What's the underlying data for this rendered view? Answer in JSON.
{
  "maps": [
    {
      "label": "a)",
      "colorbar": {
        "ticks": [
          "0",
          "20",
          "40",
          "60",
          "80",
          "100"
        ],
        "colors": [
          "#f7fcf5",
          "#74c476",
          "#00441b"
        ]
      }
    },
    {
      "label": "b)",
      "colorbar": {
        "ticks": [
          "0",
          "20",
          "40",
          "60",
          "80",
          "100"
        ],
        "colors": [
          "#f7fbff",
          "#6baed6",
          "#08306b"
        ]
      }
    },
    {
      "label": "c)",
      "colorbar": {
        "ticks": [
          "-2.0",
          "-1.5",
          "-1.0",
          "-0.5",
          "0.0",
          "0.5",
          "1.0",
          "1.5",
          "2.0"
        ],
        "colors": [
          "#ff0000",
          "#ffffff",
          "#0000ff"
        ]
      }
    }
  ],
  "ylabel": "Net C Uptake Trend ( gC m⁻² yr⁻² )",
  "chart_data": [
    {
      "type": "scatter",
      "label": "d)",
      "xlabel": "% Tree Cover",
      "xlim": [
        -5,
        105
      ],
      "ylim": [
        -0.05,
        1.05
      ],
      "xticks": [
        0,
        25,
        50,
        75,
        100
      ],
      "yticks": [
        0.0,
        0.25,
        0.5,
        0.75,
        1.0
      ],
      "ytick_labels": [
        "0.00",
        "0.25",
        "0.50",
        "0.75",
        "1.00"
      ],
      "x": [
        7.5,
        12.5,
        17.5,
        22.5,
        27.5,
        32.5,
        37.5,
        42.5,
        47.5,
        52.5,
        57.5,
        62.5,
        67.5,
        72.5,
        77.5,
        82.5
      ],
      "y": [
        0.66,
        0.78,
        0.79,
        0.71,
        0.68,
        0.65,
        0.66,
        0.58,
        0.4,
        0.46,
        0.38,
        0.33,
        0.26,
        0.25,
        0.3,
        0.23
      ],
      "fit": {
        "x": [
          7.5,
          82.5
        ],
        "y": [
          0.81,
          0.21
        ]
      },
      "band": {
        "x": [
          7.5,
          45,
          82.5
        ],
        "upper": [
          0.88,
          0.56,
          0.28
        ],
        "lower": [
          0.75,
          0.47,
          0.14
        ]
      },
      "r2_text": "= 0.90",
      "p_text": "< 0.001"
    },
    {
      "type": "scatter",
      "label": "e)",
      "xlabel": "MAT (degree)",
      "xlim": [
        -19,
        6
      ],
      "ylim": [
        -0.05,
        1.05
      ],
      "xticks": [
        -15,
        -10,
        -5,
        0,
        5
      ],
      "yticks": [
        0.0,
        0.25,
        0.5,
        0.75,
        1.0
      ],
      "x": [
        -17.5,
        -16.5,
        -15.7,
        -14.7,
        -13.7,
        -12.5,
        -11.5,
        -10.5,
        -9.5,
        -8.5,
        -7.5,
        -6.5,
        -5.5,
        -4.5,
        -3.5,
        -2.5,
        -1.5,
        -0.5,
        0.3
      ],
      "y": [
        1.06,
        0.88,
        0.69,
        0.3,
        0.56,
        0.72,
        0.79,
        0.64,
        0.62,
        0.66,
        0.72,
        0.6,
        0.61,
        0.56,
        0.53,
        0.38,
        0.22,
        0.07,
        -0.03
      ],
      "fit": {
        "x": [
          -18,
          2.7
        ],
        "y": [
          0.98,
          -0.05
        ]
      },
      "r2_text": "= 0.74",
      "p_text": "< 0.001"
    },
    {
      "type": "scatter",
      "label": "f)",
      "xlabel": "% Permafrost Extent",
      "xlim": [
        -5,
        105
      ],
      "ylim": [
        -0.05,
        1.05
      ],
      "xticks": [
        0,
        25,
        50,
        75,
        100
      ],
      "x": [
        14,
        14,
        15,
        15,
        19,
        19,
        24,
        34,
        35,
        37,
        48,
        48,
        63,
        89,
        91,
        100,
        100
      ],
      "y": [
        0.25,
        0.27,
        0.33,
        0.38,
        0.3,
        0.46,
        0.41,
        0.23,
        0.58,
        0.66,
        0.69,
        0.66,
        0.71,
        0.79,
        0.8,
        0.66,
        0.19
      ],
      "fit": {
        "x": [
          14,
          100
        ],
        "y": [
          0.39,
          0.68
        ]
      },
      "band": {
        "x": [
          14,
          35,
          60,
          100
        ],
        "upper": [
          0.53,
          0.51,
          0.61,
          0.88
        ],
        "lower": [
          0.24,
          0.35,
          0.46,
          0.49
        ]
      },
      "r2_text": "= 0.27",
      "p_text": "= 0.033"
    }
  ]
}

━━━━━━

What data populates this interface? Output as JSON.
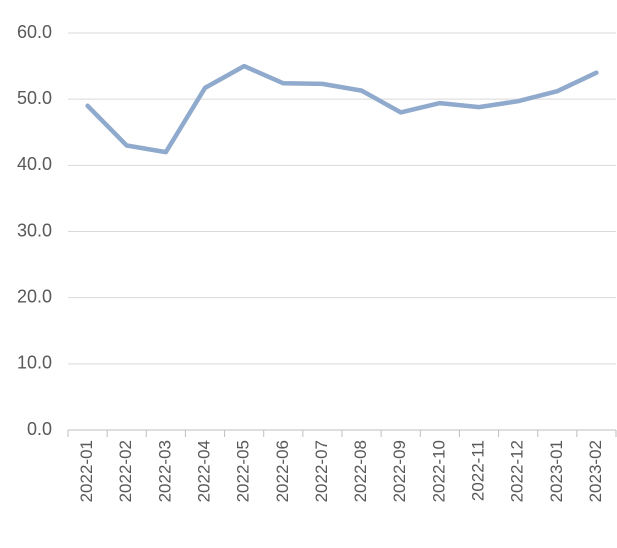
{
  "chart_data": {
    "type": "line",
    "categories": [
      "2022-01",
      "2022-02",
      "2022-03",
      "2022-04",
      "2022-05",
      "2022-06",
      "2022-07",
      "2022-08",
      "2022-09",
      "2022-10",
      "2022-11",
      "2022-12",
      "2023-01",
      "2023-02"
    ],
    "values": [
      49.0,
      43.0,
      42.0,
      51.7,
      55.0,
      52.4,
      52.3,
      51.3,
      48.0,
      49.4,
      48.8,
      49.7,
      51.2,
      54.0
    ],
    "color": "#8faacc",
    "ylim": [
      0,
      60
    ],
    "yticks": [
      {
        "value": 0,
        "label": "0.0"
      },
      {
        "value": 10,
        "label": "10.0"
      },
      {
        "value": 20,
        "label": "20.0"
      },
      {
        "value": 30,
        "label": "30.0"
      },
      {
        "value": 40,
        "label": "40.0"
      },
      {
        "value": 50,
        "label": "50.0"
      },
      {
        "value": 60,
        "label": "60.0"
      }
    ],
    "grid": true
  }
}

━━━━━━

**Given request:** State how many lines of the listing above hold the word "this", with nothing but the number.

**Expected answer:** 2